[START OF MATERIAL TO PROCESS]

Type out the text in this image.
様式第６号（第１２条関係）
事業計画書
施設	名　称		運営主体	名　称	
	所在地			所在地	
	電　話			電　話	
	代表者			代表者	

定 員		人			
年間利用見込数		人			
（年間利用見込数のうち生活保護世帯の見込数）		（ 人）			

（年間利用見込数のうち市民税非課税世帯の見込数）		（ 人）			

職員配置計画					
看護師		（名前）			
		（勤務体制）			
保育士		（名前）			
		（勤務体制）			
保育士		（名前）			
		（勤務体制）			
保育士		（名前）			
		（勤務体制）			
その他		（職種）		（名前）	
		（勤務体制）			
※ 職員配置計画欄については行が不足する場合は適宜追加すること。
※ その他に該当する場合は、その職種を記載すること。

[END OF MATERIAL TO PROCESS]

Retype all the material above precisely, with no line left out.

Type out the text in this image.
様式第６号（第１２条関係）
事業計画書
施設	名　称		運営主体	名　称	
	所在地			所在地	
	電　話			電　話	
	代表者			代表者	

定 員		人			
年間利用見込数		人			
（年間利用見込数のうち生活保護世帯の見込数）		（ 人）			

（年間利用見込数のうち市民税非課税世帯の見込数）		（ 人）			

職員配置計画					
看護師		（名前）			
		（勤務体制）			
保育士		（名前）			
		（勤務体制）			
保育士		（名前）			
		（勤務体制）			
保育士		（名前）			
		（勤務体制）			
その他		（職種）		（名前）	
		（勤務体制）			
※ 職員配置計画欄については行が不足する場合は適宜追加すること。
※ その他に該当する場合は、その職種を記載すること。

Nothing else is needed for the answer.